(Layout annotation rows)
+++

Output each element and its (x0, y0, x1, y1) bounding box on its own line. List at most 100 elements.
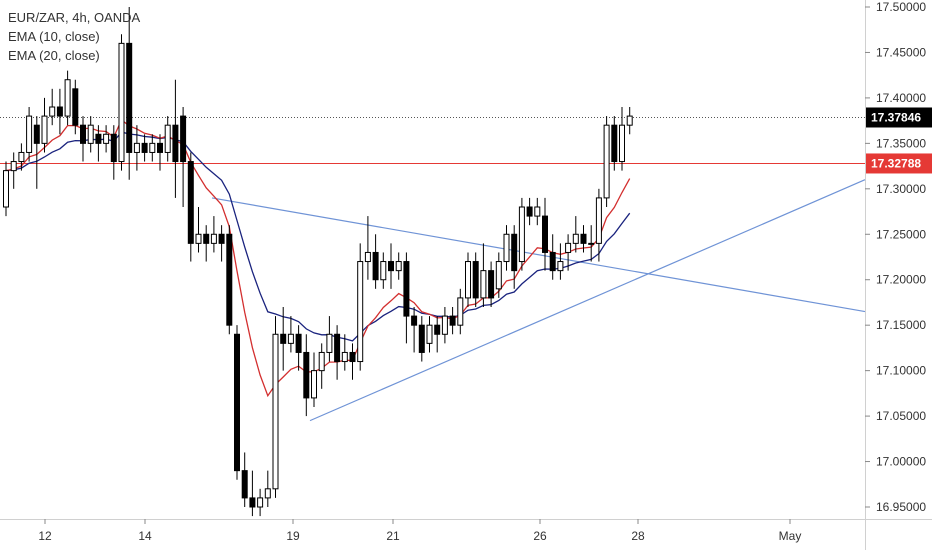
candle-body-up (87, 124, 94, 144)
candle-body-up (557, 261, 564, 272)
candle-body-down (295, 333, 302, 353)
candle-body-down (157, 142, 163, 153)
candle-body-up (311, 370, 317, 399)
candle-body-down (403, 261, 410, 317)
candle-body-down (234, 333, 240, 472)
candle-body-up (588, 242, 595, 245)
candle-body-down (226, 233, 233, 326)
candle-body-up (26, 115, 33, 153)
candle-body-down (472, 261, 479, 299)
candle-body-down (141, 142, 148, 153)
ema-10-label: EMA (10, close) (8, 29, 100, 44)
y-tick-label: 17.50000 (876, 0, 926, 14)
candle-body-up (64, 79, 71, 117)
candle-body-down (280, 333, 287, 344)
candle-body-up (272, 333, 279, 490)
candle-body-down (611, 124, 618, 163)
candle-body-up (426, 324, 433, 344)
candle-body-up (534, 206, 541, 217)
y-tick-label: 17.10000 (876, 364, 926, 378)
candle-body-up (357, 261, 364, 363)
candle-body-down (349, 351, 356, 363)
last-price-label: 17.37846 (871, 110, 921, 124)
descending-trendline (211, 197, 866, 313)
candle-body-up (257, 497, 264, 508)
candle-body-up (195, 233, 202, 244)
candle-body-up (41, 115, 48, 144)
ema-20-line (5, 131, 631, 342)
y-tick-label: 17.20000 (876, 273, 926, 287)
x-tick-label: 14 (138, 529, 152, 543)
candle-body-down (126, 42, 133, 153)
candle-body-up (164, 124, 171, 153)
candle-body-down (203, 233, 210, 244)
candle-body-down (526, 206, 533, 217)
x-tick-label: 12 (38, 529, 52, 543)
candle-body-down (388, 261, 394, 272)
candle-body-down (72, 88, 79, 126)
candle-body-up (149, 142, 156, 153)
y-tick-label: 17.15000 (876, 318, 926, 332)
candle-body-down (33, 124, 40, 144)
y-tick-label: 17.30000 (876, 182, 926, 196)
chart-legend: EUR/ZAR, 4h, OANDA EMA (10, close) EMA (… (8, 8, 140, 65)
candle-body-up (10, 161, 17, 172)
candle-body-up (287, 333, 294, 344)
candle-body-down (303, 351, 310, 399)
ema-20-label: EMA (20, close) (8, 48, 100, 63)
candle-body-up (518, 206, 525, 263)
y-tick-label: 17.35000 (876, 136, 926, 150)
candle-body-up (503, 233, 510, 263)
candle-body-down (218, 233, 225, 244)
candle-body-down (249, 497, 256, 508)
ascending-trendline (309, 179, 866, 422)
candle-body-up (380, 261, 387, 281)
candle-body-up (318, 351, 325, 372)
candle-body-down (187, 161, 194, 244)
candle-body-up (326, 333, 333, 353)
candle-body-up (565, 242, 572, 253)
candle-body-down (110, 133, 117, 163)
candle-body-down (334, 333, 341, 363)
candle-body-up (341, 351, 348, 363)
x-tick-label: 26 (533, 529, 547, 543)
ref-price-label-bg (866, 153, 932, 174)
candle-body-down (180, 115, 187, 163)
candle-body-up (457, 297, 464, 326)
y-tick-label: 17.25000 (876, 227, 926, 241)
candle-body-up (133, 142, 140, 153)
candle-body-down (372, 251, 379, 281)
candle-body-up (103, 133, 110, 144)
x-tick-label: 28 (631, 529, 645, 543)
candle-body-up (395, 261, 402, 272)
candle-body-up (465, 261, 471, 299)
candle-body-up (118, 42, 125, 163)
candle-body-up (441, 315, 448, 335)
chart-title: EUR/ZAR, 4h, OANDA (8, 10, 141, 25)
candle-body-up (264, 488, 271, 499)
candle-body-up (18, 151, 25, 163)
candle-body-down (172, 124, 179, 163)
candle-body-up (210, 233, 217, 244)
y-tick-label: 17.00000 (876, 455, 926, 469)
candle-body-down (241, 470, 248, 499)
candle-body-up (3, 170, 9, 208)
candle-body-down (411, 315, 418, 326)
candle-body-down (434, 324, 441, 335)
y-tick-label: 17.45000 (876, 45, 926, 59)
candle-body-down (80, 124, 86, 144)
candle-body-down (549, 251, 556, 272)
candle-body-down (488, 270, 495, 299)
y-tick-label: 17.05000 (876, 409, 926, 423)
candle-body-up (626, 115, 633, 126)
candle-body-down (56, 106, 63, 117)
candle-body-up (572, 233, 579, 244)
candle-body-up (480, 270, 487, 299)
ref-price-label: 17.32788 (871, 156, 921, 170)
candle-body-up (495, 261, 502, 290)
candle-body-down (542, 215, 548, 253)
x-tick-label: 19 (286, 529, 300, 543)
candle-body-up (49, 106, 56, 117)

+++

■ Exercise requirements:
Format the rows above as a numbered list, starting at the line that contains "candle-body-up (87, 124, 94, 144)" and ending after the line that contains "y-tick-label: 17.50000 (876, 0, 926, 14)". Omit any blank lines.

■ Task response:
1. candle-body-up (87, 124, 94, 144)
2. candle-body-up (557, 261, 564, 272)
3. candle-body-down (295, 333, 302, 353)
4. candle-body-down (157, 142, 163, 153)
5. candle-body-up (311, 370, 317, 399)
6. candle-body-down (403, 261, 410, 317)
7. candle-body-down (234, 333, 240, 472)
8. candle-body-up (588, 242, 595, 245)
9. candle-body-down (226, 233, 233, 326)
10. candle-body-up (26, 115, 33, 153)
11. candle-body-down (472, 261, 479, 299)
12. candle-body-down (141, 142, 148, 153)
13. ema-10-label: EMA (10, close) (8, 29, 100, 44)
14. y-tick-label: 17.50000 (876, 0, 926, 14)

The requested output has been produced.